* [TASK BRIEF]:
Gather each line containing the string "structured" from these entries.
>> Begin
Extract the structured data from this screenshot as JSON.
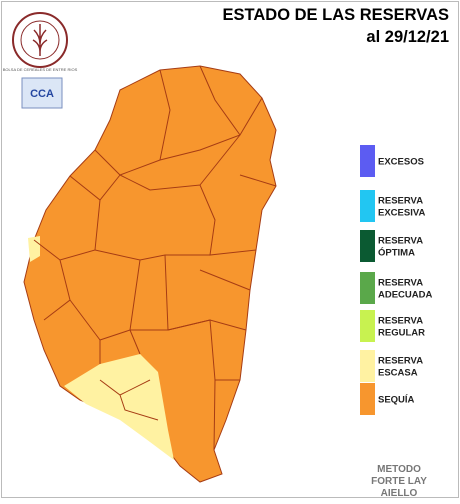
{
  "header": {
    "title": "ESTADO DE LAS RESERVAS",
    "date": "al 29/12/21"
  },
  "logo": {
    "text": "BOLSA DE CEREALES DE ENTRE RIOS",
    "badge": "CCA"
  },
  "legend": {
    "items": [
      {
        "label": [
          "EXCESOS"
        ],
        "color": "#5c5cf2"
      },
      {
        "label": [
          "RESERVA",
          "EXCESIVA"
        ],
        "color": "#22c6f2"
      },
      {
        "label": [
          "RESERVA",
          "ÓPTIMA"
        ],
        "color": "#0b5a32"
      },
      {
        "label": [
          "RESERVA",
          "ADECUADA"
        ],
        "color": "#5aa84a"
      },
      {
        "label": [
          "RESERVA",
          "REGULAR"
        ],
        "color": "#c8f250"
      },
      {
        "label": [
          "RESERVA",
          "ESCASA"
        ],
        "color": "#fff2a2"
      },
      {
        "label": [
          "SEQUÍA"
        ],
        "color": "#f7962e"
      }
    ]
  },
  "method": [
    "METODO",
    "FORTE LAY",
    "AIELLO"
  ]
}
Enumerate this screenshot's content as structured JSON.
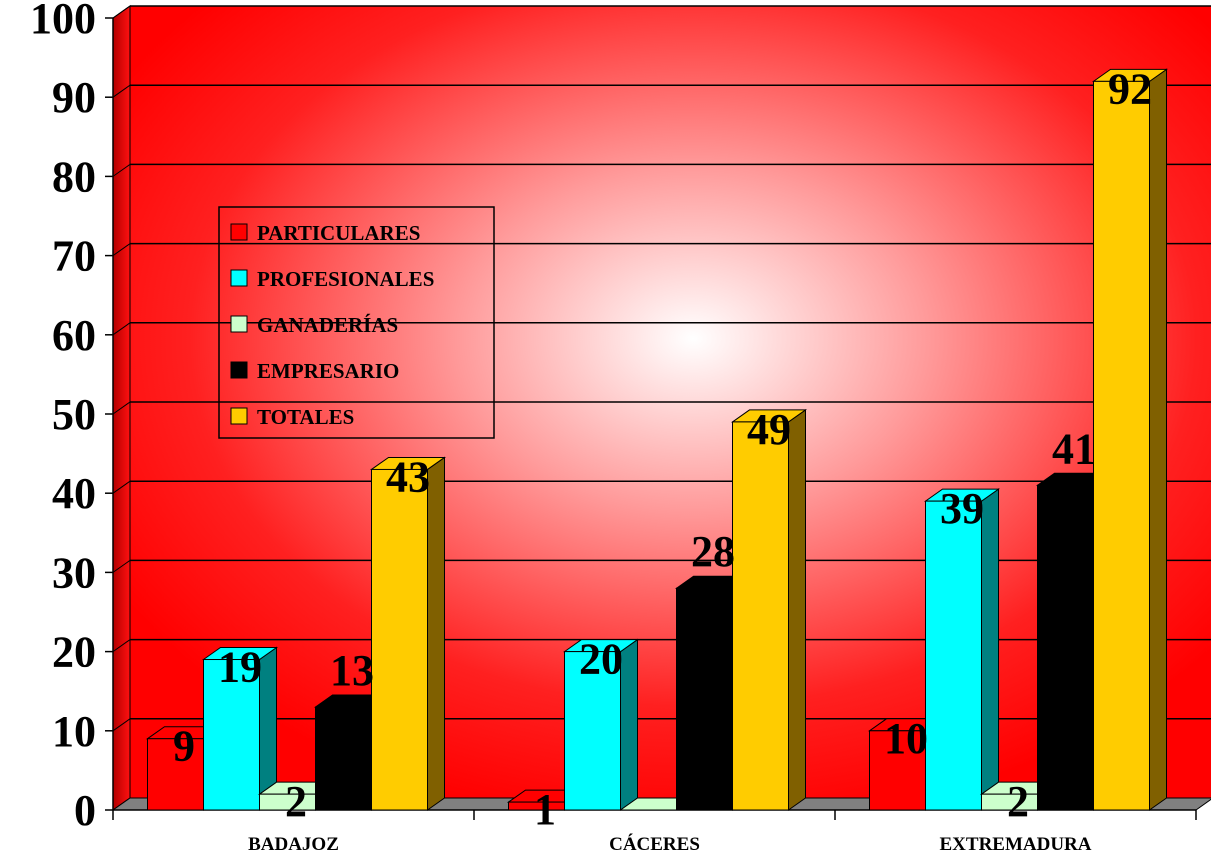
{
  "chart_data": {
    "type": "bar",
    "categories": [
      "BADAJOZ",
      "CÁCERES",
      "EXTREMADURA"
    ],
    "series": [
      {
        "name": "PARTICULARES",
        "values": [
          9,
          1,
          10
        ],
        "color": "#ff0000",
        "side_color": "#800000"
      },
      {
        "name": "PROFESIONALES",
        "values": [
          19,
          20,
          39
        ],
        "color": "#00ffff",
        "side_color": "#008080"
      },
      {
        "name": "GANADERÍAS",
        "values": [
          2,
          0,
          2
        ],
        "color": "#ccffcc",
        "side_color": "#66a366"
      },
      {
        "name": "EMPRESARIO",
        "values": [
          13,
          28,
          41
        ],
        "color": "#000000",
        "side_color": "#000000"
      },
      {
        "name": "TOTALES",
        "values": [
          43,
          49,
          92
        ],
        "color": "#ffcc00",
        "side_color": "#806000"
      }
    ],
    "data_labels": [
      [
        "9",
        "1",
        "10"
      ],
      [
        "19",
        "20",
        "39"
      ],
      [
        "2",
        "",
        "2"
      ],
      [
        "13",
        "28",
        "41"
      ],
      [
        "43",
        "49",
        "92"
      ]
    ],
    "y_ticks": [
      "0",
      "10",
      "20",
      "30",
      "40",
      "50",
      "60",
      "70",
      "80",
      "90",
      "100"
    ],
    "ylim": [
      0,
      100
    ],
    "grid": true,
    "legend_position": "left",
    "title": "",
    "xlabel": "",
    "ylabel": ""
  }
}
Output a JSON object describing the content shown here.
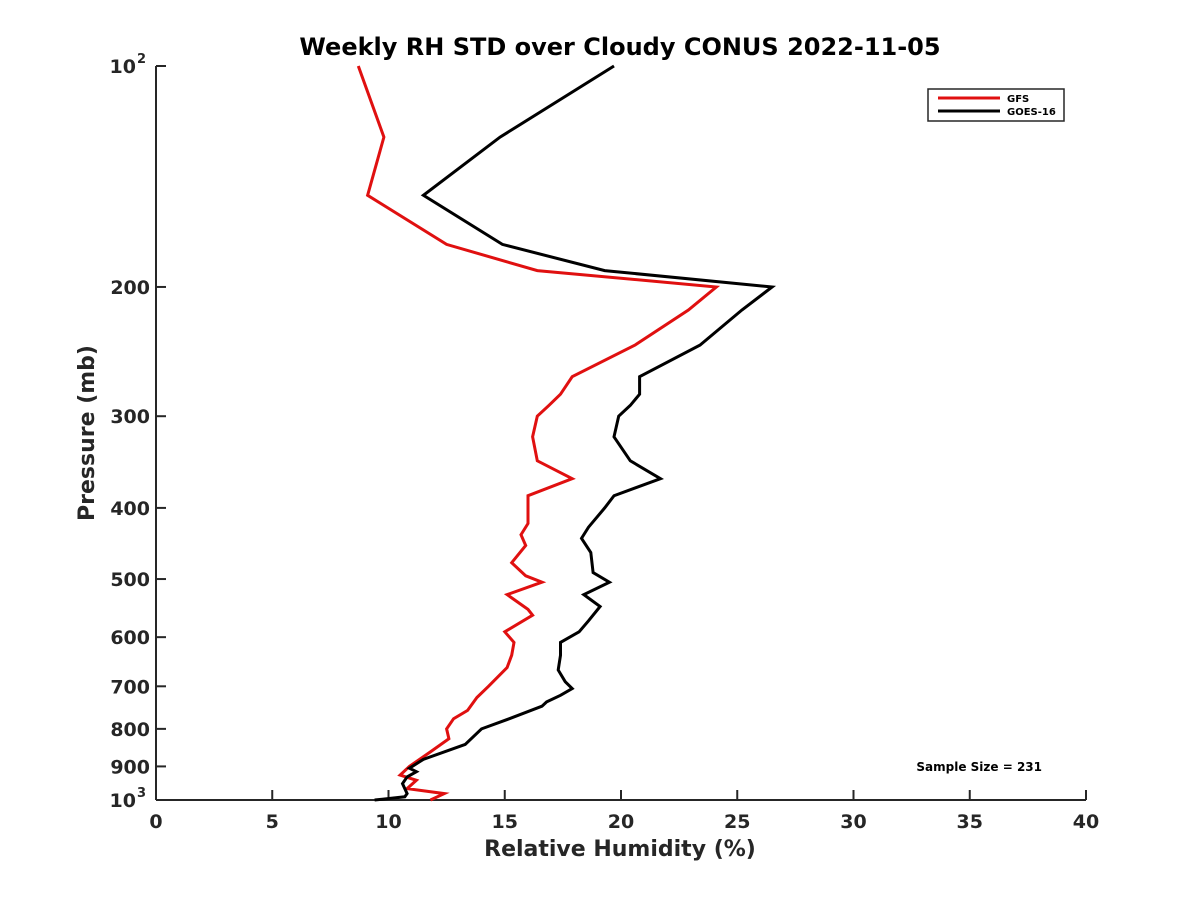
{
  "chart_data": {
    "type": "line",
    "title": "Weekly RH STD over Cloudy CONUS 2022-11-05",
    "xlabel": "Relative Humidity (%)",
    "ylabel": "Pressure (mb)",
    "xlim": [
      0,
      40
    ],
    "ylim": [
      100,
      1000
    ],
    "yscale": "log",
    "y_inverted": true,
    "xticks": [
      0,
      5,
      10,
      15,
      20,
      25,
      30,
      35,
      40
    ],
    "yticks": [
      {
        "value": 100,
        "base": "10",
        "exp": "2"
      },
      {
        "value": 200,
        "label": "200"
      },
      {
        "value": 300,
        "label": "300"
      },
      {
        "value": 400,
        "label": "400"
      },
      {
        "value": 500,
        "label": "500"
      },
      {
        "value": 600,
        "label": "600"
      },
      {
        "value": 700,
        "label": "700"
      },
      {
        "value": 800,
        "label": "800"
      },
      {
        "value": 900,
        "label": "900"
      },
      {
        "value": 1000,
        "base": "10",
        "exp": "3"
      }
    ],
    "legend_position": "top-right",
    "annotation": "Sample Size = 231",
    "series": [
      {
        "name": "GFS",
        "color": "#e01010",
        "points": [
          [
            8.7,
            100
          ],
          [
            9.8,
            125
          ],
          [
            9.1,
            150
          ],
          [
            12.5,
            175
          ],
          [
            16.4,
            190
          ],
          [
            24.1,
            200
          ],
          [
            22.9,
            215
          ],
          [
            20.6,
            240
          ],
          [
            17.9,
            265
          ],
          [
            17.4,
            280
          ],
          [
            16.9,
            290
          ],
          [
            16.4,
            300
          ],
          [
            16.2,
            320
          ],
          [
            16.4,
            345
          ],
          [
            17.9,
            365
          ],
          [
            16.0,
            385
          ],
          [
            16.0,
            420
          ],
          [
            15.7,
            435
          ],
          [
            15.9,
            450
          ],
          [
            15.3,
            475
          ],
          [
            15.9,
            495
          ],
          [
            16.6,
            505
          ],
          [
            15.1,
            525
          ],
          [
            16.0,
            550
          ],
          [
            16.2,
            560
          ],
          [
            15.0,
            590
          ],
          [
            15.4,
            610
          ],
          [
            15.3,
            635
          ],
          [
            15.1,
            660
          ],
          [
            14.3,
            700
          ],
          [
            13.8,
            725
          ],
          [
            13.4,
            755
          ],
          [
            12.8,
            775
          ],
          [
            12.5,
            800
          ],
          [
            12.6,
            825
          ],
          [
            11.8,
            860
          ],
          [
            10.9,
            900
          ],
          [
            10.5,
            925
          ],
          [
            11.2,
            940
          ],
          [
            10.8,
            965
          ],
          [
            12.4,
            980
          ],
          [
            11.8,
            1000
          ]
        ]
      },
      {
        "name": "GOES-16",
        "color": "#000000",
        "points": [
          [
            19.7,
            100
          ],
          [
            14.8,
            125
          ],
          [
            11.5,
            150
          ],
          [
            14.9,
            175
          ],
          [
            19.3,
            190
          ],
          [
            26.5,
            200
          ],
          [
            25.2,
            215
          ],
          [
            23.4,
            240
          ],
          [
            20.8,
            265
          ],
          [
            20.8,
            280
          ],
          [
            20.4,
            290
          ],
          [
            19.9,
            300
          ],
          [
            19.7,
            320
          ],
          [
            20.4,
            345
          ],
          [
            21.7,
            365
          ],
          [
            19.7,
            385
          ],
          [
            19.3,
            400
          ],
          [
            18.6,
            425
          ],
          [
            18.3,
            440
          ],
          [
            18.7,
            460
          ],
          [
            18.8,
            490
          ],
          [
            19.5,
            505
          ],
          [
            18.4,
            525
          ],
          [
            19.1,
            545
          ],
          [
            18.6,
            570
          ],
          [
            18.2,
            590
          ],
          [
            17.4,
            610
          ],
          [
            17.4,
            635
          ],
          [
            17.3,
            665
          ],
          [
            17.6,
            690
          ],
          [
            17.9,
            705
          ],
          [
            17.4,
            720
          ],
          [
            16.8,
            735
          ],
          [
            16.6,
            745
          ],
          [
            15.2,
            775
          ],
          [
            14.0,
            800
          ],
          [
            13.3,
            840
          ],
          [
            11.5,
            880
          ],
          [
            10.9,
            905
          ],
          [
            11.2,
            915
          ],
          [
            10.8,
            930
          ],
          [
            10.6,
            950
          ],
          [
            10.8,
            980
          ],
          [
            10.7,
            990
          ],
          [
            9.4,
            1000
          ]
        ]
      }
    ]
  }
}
>> End
* [TASK ANSWER]:
Extract the structured data from this screenshot as JSON.
Enumerate this screenshot's content as structured JSON.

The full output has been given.